AIM OF THE TASK: Your task is to repeat all of the material exactly.

━━━

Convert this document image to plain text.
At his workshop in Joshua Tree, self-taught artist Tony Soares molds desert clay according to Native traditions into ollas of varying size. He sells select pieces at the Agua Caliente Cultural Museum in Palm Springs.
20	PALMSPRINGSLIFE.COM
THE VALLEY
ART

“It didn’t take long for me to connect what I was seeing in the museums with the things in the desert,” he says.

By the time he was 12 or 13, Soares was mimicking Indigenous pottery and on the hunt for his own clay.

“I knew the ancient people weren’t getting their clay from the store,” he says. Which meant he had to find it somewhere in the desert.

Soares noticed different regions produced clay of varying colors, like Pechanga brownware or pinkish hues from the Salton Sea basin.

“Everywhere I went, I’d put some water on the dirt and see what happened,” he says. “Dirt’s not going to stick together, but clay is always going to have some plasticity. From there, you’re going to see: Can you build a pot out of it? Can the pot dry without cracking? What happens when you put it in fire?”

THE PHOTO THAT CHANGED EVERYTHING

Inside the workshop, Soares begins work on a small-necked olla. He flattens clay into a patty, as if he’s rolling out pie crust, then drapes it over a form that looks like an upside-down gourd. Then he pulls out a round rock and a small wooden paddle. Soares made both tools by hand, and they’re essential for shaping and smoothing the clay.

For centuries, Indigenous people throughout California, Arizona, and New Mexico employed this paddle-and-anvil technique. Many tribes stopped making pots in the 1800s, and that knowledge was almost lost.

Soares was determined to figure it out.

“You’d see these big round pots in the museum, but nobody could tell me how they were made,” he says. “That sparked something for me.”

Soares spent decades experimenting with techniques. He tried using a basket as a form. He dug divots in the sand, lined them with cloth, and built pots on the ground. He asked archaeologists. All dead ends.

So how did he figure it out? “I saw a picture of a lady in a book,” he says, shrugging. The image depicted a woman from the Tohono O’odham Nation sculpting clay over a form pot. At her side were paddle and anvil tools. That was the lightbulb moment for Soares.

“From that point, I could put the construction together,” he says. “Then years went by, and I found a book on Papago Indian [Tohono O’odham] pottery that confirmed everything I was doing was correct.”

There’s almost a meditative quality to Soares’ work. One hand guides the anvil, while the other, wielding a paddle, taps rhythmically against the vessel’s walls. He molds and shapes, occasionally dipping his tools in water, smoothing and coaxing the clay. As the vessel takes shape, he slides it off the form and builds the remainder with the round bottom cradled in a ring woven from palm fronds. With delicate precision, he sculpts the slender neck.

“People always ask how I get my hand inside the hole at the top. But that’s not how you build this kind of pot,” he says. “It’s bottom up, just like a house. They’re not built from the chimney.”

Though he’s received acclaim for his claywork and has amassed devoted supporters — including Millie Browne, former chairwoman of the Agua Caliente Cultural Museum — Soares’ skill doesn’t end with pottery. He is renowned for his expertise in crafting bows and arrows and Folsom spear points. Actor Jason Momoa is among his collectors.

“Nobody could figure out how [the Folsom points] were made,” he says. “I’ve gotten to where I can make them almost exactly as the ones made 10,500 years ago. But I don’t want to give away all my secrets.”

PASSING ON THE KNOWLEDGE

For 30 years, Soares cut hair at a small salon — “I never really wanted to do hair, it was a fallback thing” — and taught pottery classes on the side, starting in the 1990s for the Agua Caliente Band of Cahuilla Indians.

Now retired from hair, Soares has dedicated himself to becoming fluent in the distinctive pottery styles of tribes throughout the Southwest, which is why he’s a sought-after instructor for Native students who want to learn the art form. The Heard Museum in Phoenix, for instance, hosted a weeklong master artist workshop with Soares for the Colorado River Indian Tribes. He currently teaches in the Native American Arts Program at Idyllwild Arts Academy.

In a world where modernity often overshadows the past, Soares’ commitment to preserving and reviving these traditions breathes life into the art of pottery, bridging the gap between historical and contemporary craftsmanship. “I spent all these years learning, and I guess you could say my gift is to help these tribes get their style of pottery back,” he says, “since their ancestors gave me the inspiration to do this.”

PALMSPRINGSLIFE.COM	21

━━━

EXERCISE RESPONSE:
Convert this document image to plain text.
At his workshop in Joshua Tree, self-taught artist Tony Soares molds desert clay according to Native traditions into ollas of varying size. He sells select pieces at the Agua Caliente Cultural Museum in Palm Springs.
20	PALMSPRINGSLIFE.COM
THE VALLEY
ART

“It didn’t take long for me to connect what I was seeing in the museums with the things in the desert,” he says.

By the time he was 12 or 13, Soares was mimicking Indigenous pottery and on the hunt for his own clay.

“I knew the ancient people weren’t getting their clay from the store,” he says. Which meant he had to find it somewhere in the desert.

Soares noticed different regions produced clay of varying colors, like Pechanga brownware or pinkish hues from the Salton Sea basin.

“Everywhere I went, I’d put some water on the dirt and see what happened,” he says. “Dirt’s not going to stick together, but clay is always going to have some plasticity. From there, you’re going to see: Can you build a pot out of it? Can the pot dry without cracking? What happens when you put it in fire?”

THE PHOTO THAT CHANGED EVERYTHING

Inside the workshop, Soares begins work on a small-necked olla. He flattens clay into a patty, as if he’s rolling out pie crust, then drapes it over a form that looks like an upside-down gourd. Then he pulls out a round rock and a small wooden paddle. Soares made both tools by hand, and they’re essential for shaping and smoothing the clay.

For centuries, Indigenous people throughout California, Arizona, and New Mexico employed this paddle-and-anvil technique. Many tribes stopped making pots in the 1800s, and that knowledge was almost lost.

Soares was determined to figure it out.

“You’d see these big round pots in the museum, but nobody could tell me how they were made,” he says. “That sparked something for me.”

Soares spent decades experimenting with techniques. He tried using a basket as a form. He dug divots in the sand, lined them with cloth, and built pots on the ground. He asked archaeologists. All dead ends.

So how did he figure it out? “I saw a picture of a lady in a book,” he says, shrugging. The image depicted a woman from the Tohono O’odham Nation sculpting clay over a form pot. At her side were paddle and anvil tools. That was the lightbulb moment for Soares.

“From that point, I could put the construction together,” he says. “Then years went by, and I found a book on Papago Indian [Tohono O’odham] pottery that confirmed everything I was doing was correct.”

There’s almost a meditative quality to Soares’ work. One hand guides the anvil, while the other, wielding a paddle, taps rhythmically against the vessel’s walls. He molds and shapes, occasionally dipping his tools in water, smoothing and coaxing the clay. As the vessel takes shape, he slides it off the form and builds the remainder with the round bottom cradled in a ring woven from palm fronds. With delicate precision, he sculpts the slender neck.

“People always ask how I get my hand inside the hole at the top. But that’s not how you build this kind of pot,” he says. “It’s bottom up, just like a house. They’re not built from the chimney.”

Though he’s received acclaim for his claywork and has amassed devoted supporters — including Millie Browne, former chairwoman of the Agua Caliente Cultural Museum — Soares’ skill doesn’t end with pottery. He is renowned for his expertise in crafting bows and arrows and Folsom spear points. Actor Jason Momoa is among his collectors.

“Nobody could figure out how [the Folsom points] were made,” he says. “I’ve gotten to where I can make them almost exactly as the ones made 10,500 years ago. But I don’t want to give away all my secrets.”

PASSING ON THE KNOWLEDGE

For 30 years, Soares cut hair at a small salon — “I never really wanted to do hair, it was a fallback thing” — and taught pottery classes on the side, starting in the 1990s for the Agua Caliente Band of Cahuilla Indians.

Now retired from hair, Soares has dedicated himself to becoming fluent in the distinctive pottery styles of tribes throughout the Southwest, which is why he’s a sought-after instructor for Native students who want to learn the art form. The Heard Museum in Phoenix, for instance, hosted a weeklong master artist workshop with Soares for the Colorado River Indian Tribes. He currently teaches in the Native American Arts Program at Idyllwild Arts Academy.

In a world where modernity often overshadows the past, Soares’ commitment to preserving and reviving these traditions breathes life into the art of pottery, bridging the gap between historical and contemporary craftsmanship. “I spent all these years learning, and I guess you could say my gift is to help these tribes get their style of pottery back,” he says, “since their ancestors gave me the inspiration to do this.”

PALMSPRINGSLIFE.COM	21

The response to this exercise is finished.